==== Data shown ====

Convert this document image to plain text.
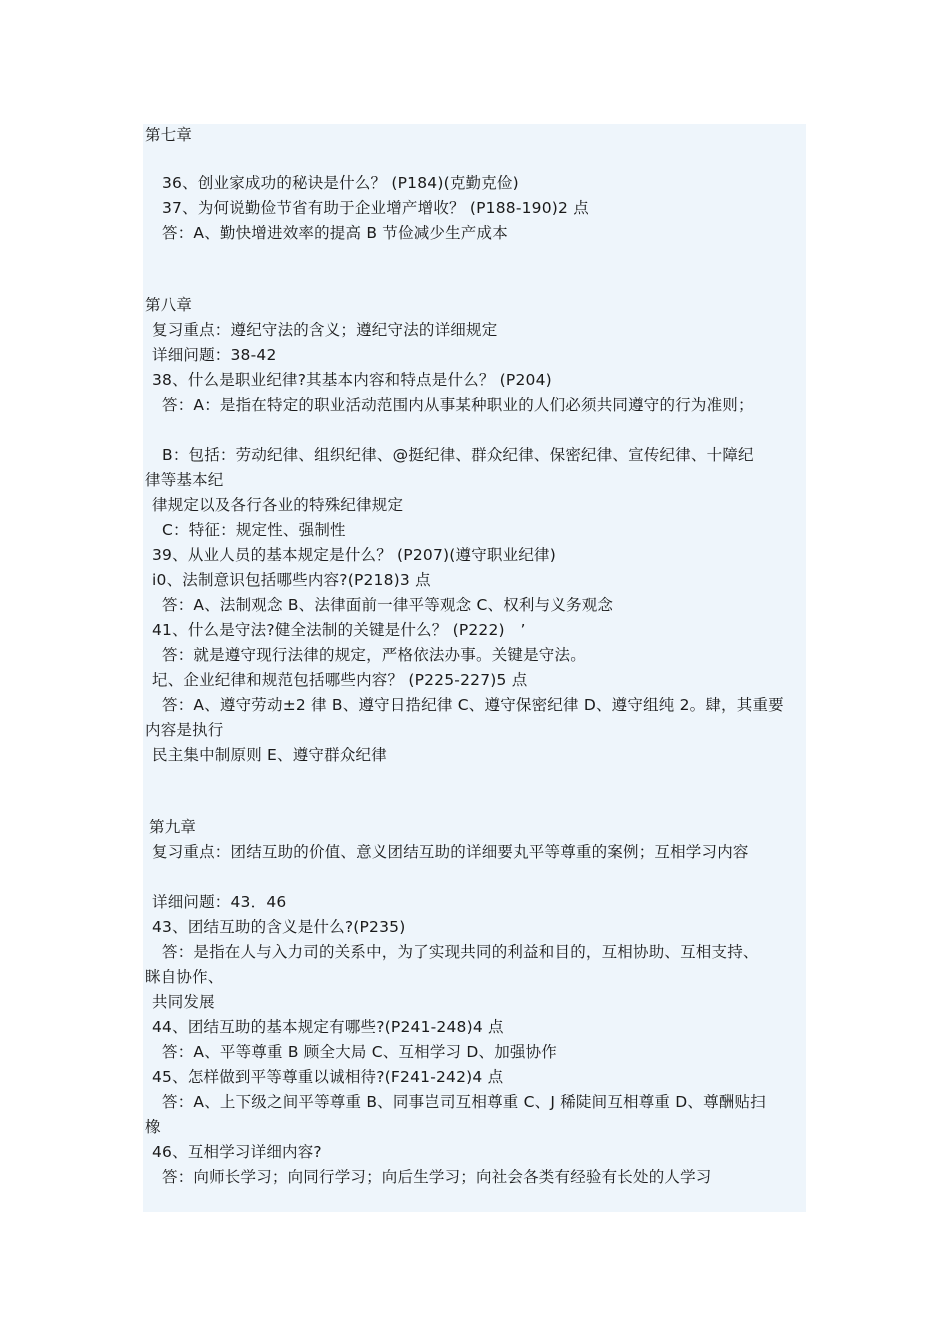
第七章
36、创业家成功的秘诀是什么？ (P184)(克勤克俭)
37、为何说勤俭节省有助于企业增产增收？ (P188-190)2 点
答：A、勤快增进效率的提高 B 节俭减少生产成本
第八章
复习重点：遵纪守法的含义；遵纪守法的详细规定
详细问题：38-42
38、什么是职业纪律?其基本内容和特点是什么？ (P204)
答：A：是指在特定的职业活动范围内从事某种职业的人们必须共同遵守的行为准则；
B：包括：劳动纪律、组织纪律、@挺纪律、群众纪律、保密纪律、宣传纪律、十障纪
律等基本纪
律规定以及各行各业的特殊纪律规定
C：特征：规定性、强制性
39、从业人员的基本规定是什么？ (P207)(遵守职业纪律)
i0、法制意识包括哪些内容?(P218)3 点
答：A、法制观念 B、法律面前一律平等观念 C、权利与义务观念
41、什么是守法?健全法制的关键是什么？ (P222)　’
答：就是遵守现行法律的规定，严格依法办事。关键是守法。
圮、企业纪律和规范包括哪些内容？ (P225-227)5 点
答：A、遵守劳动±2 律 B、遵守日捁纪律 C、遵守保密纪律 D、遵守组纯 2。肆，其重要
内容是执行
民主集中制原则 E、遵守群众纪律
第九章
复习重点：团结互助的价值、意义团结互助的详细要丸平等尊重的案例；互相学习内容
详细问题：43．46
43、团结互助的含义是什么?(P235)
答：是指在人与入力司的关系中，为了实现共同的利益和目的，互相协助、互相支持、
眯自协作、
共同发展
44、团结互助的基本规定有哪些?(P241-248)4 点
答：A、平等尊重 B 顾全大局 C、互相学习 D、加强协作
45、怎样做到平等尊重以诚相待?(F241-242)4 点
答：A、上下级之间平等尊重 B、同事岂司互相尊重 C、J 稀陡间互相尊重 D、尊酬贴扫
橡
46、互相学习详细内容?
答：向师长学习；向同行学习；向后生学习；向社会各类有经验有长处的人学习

====

[Stated goal]: Please list every line of the records that contains "复习重点".

[Reply]:
复习重点：遵纪守法的含义；遵纪守法的详细规定
复习重点：团结互助的价值、意义团结互助的详细要丸平等尊重的案例；互相学习内容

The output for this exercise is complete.